INPUT MATERIAL:
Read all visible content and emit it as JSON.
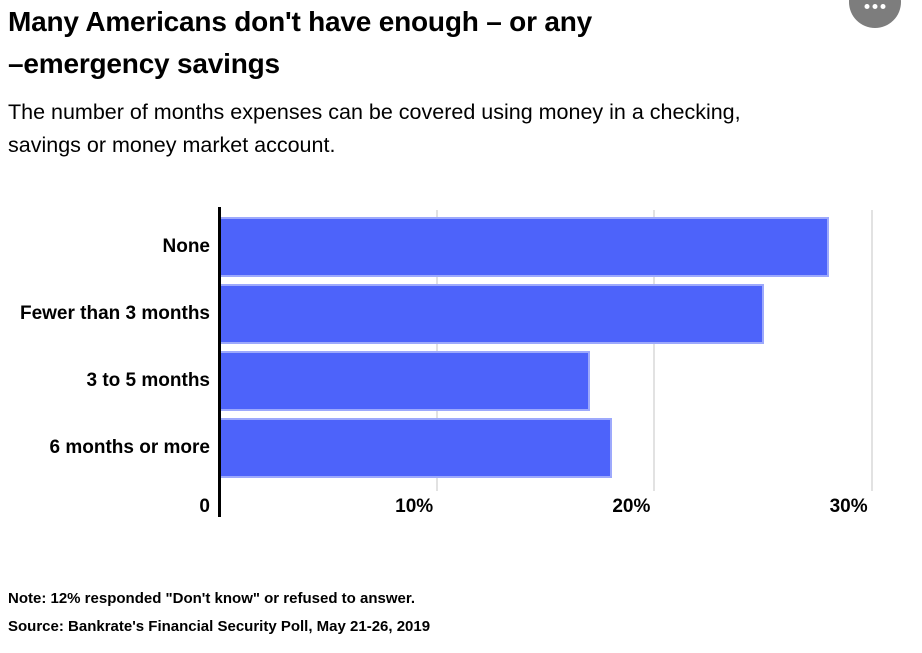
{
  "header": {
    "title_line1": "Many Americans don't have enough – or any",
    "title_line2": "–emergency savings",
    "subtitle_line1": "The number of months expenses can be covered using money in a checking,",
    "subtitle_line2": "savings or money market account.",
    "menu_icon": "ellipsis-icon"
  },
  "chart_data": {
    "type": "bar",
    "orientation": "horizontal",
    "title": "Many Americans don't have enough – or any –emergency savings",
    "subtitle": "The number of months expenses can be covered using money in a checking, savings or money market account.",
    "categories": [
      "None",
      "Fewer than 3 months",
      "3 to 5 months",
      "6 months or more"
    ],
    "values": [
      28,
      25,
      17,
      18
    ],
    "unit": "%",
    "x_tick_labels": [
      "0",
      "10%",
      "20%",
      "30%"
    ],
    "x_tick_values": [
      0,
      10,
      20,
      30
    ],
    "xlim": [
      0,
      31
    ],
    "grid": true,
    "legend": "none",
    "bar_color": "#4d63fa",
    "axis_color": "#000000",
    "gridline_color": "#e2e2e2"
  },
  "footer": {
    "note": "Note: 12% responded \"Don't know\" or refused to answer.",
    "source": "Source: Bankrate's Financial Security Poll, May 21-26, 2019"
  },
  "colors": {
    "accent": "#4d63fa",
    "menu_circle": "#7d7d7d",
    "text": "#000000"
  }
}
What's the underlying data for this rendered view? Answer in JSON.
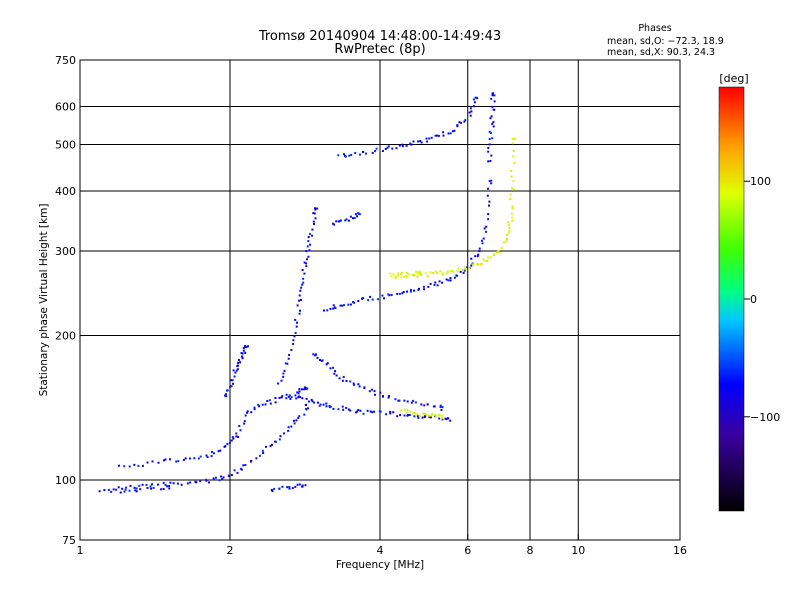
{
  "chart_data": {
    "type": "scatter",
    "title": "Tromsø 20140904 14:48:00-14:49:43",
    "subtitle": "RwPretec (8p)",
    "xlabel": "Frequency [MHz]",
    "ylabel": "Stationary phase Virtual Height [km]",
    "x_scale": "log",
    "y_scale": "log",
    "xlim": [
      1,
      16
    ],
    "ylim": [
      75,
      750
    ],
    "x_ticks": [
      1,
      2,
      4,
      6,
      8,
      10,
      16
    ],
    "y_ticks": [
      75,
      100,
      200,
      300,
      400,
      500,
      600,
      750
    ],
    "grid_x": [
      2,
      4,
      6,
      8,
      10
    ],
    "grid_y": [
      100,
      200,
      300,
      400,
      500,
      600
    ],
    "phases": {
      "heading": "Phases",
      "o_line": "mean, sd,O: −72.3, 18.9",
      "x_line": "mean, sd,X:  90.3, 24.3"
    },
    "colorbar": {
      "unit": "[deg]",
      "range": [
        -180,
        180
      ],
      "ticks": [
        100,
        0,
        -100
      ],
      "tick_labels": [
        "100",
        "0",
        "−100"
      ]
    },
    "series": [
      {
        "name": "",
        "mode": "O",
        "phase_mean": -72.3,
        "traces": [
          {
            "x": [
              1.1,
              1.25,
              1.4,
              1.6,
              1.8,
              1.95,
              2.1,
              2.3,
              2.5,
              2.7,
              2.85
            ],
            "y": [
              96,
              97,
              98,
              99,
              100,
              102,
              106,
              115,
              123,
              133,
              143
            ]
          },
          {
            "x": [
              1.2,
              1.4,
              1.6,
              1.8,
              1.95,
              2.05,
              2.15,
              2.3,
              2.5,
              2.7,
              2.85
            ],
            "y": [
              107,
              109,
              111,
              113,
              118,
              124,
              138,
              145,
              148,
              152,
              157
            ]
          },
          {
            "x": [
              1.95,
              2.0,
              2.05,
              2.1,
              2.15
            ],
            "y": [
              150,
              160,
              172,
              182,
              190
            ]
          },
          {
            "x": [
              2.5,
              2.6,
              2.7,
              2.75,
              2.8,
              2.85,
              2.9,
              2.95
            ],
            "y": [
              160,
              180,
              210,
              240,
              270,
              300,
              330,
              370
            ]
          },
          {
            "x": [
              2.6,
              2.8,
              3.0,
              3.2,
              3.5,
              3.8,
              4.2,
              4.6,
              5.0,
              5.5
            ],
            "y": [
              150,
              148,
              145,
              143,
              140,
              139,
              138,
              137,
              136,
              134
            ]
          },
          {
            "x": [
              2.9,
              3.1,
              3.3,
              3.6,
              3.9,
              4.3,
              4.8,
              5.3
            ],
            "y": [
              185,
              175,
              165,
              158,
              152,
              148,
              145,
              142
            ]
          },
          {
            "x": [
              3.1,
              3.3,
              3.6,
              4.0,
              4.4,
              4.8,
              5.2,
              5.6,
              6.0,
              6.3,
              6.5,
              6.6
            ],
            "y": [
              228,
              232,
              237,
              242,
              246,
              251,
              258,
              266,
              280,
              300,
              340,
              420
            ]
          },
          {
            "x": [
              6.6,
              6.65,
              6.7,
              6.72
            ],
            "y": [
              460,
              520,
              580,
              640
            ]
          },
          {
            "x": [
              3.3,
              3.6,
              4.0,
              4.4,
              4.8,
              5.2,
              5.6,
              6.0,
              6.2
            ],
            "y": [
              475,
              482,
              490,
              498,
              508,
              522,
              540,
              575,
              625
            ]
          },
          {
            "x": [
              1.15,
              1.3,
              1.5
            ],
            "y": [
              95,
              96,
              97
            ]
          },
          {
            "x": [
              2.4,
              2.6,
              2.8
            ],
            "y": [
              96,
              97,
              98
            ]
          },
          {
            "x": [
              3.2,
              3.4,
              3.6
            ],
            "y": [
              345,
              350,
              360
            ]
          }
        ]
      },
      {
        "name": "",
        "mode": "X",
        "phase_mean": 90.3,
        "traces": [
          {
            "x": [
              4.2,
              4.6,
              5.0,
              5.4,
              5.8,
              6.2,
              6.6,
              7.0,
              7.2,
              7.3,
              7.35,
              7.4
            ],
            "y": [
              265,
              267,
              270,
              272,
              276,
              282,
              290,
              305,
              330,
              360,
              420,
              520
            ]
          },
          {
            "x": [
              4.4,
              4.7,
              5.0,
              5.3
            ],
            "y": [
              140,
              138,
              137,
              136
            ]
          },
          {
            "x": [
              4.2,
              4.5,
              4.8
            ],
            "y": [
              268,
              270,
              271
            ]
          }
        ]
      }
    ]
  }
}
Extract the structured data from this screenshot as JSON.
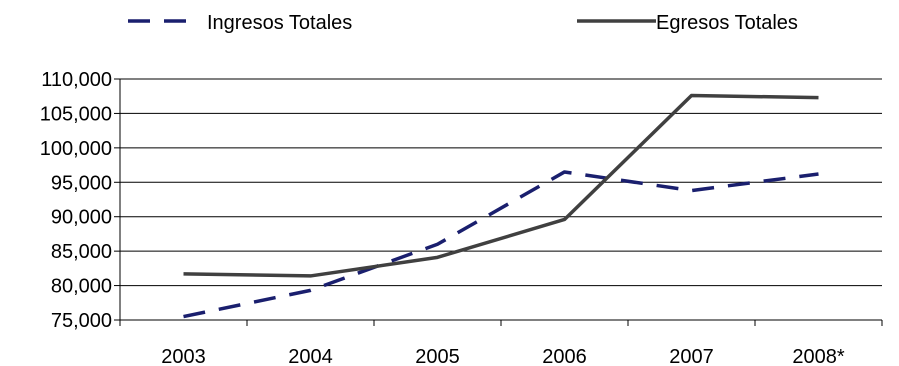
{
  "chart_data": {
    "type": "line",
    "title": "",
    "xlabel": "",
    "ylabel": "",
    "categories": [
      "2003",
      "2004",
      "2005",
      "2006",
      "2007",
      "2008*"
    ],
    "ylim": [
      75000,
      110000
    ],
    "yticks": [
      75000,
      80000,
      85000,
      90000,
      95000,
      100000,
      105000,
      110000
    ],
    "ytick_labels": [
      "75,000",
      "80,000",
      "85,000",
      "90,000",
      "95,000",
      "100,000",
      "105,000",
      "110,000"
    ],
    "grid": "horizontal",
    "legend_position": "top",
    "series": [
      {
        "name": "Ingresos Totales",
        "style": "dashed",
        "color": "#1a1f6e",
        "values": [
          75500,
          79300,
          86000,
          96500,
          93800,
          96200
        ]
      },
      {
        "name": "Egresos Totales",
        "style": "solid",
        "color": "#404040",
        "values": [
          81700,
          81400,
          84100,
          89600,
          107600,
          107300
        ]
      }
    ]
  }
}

EXERCISE:
Using the material above, retype each entry exactly and omit the pictures.

RIGHT ANSWER:
Read all visible content and emit it as JSON.
{
  "header": {
    "title_line1": "Many Americans don't have enough – or any",
    "title_line2": "–emergency savings",
    "subtitle_line1": "The number of months expenses can be covered using money in a checking,",
    "subtitle_line2": "savings or money market account.",
    "menu_icon": "ellipsis-icon"
  },
  "chart_data": {
    "type": "bar",
    "orientation": "horizontal",
    "title": "Many Americans don't have enough – or any –emergency savings",
    "subtitle": "The number of months expenses can be covered using money in a checking, savings or money market account.",
    "categories": [
      "None",
      "Fewer than 3 months",
      "3 to 5 months",
      "6 months or more"
    ],
    "values": [
      28,
      25,
      17,
      18
    ],
    "unit": "%",
    "x_tick_labels": [
      "0",
      "10%",
      "20%",
      "30%"
    ],
    "x_tick_values": [
      0,
      10,
      20,
      30
    ],
    "xlim": [
      0,
      31
    ],
    "grid": true,
    "legend": "none",
    "bar_color": "#4d63fa",
    "axis_color": "#000000",
    "gridline_color": "#e2e2e2"
  },
  "footer": {
    "note": "Note: 12% responded \"Don't know\" or refused to answer.",
    "source": "Source: Bankrate's Financial Security Poll, May 21-26, 2019"
  },
  "colors": {
    "accent": "#4d63fa",
    "menu_circle": "#7d7d7d",
    "text": "#000000"
  }
}
What's the underlying data for this rendered view? Answer in JSON.
{
  "chart_data": {
    "type": "scatter",
    "title": "Tromsø 20140904 14:48:00-14:49:43",
    "subtitle": "RwPretec (8p)",
    "xlabel": "Frequency [MHz]",
    "ylabel": "Stationary phase Virtual Height [km]",
    "x_scale": "log",
    "y_scale": "log",
    "xlim": [
      1,
      16
    ],
    "ylim": [
      75,
      750
    ],
    "x_ticks": [
      1,
      2,
      4,
      6,
      8,
      10,
      16
    ],
    "y_ticks": [
      75,
      100,
      200,
      300,
      400,
      500,
      600,
      750
    ],
    "grid_x": [
      2,
      4,
      6,
      8,
      10
    ],
    "grid_y": [
      100,
      200,
      300,
      400,
      500,
      600
    ],
    "phases": {
      "heading": "Phases",
      "o_line": "mean, sd,O: −72.3, 18.9",
      "x_line": "mean, sd,X:  90.3, 24.3"
    },
    "colorbar": {
      "unit": "[deg]",
      "range": [
        -180,
        180
      ],
      "ticks": [
        100,
        0,
        -100
      ],
      "tick_labels": [
        "100",
        "0",
        "−100"
      ]
    },
    "series": [
      {
        "name": "",
        "mode": "O",
        "phase_mean": -72.3,
        "traces": [
          {
            "x": [
              1.1,
              1.25,
              1.4,
              1.6,
              1.8,
              1.95,
              2.1,
              2.3,
              2.5,
              2.7,
              2.85
            ],
            "y": [
              96,
              97,
              98,
              99,
              100,
              102,
              106,
              115,
              123,
              133,
              143
            ]
          },
          {
            "x": [
              1.2,
              1.4,
              1.6,
              1.8,
              1.95,
              2.05,
              2.15,
              2.3,
              2.5,
              2.7,
              2.85
            ],
            "y": [
              107,
              109,
              111,
              113,
              118,
              124,
              138,
              145,
              148,
              152,
              157
            ]
          },
          {
            "x": [
              1.95,
              2.0,
              2.05,
              2.1,
              2.15
            ],
            "y": [
              150,
              160,
              172,
              182,
              190
            ]
          },
          {
            "x": [
              2.5,
              2.6,
              2.7,
              2.75,
              2.8,
              2.85,
              2.9,
              2.95
            ],
            "y": [
              160,
              180,
              210,
              240,
              270,
              300,
              330,
              370
            ]
          },
          {
            "x": [
              2.6,
              2.8,
              3.0,
              3.2,
              3.5,
              3.8,
              4.2,
              4.6,
              5.0,
              5.5
            ],
            "y": [
              150,
              148,
              145,
              143,
              140,
              139,
              138,
              137,
              136,
              134
            ]
          },
          {
            "x": [
              2.9,
              3.1,
              3.3,
              3.6,
              3.9,
              4.3,
              4.8,
              5.3
            ],
            "y": [
              185,
              175,
              165,
              158,
              152,
              148,
              145,
              142
            ]
          },
          {
            "x": [
              3.1,
              3.3,
              3.6,
              4.0,
              4.4,
              4.8,
              5.2,
              5.6,
              6.0,
              6.3,
              6.5,
              6.6
            ],
            "y": [
              228,
              232,
              237,
              242,
              246,
              251,
              258,
              266,
              280,
              300,
              340,
              420
            ]
          },
          {
            "x": [
              6.6,
              6.65,
              6.7,
              6.72
            ],
            "y": [
              460,
              520,
              580,
              640
            ]
          },
          {
            "x": [
              3.3,
              3.6,
              4.0,
              4.4,
              4.8,
              5.2,
              5.6,
              6.0,
              6.2
            ],
            "y": [
              475,
              482,
              490,
              498,
              508,
              522,
              540,
              575,
              625
            ]
          },
          {
            "x": [
              1.15,
              1.3,
              1.5
            ],
            "y": [
              95,
              96,
              97
            ]
          },
          {
            "x": [
              2.4,
              2.6,
              2.8
            ],
            "y": [
              96,
              97,
              98
            ]
          },
          {
            "x": [
              3.2,
              3.4,
              3.6
            ],
            "y": [
              345,
              350,
              360
            ]
          }
        ]
      },
      {
        "name": "",
        "mode": "X",
        "phase_mean": 90.3,
        "traces": [
          {
            "x": [
              4.2,
              4.6,
              5.0,
              5.4,
              5.8,
              6.2,
              6.6,
              7.0,
              7.2,
              7.3,
              7.35,
              7.4
            ],
            "y": [
              265,
              267,
              270,
              272,
              276,
              282,
              290,
              305,
              330,
              360,
              420,
              520
            ]
          },
          {
            "x": [
              4.4,
              4.7,
              5.0,
              5.3
            ],
            "y": [
              140,
              138,
              137,
              136
            ]
          },
          {
            "x": [
              4.2,
              4.5,
              4.8
            ],
            "y": [
              268,
              270,
              271
            ]
          }
        ]
      }
    ]
  }
}
Extract the structured data from this screenshot as JSON.
{
  "chart_data": {
    "type": "line",
    "title": "",
    "xlabel": "",
    "ylabel": "",
    "categories": [
      "2003",
      "2004",
      "2005",
      "2006",
      "2007",
      "2008*"
    ],
    "ylim": [
      75000,
      110000
    ],
    "yticks": [
      75000,
      80000,
      85000,
      90000,
      95000,
      100000,
      105000,
      110000
    ],
    "ytick_labels": [
      "75,000",
      "80,000",
      "85,000",
      "90,000",
      "95,000",
      "100,000",
      "105,000",
      "110,000"
    ],
    "grid": "horizontal",
    "legend_position": "top",
    "series": [
      {
        "name": "Ingresos Totales",
        "style": "dashed",
        "color": "#1a1f6e",
        "values": [
          75500,
          79300,
          86000,
          96500,
          93800,
          96200
        ]
      },
      {
        "name": "Egresos Totales",
        "style": "solid",
        "color": "#404040",
        "values": [
          81700,
          81400,
          84100,
          89600,
          107600,
          107300
        ]
      }
    ]
  }
}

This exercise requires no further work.